_Set task:_ Give back each entry unchanged, minus pictures.

_Given entries:_
═══

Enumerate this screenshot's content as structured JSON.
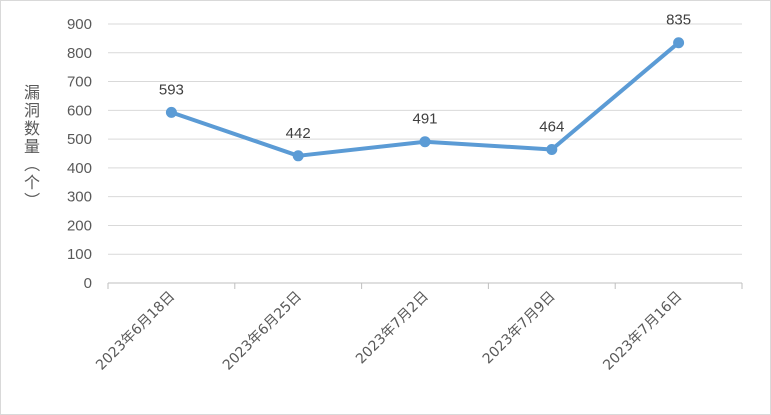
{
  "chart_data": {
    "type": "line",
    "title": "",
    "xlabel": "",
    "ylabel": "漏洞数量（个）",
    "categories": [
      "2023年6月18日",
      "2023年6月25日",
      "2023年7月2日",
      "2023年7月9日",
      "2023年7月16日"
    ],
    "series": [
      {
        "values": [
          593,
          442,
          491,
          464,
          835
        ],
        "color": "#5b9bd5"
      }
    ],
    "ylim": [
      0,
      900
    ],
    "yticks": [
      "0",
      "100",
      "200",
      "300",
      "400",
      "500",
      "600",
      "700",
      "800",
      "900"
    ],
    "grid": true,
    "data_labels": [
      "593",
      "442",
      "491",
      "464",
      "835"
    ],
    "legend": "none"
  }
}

═══

_Result of the exercise:_
Enumerate this screenshot's content as structured JSON.
{
  "chart_data": {
    "type": "line",
    "title": "",
    "xlabel": "",
    "ylabel": "漏洞数量（个）",
    "categories": [
      "2023年6月18日",
      "2023年6月25日",
      "2023年7月2日",
      "2023年7月9日",
      "2023年7月16日"
    ],
    "series": [
      {
        "values": [
          593,
          442,
          491,
          464,
          835
        ],
        "color": "#5b9bd5"
      }
    ],
    "ylim": [
      0,
      900
    ],
    "yticks": [
      "0",
      "100",
      "200",
      "300",
      "400",
      "500",
      "600",
      "700",
      "800",
      "900"
    ],
    "grid": true,
    "data_labels": [
      "593",
      "442",
      "491",
      "464",
      "835"
    ],
    "legend": "none"
  }
}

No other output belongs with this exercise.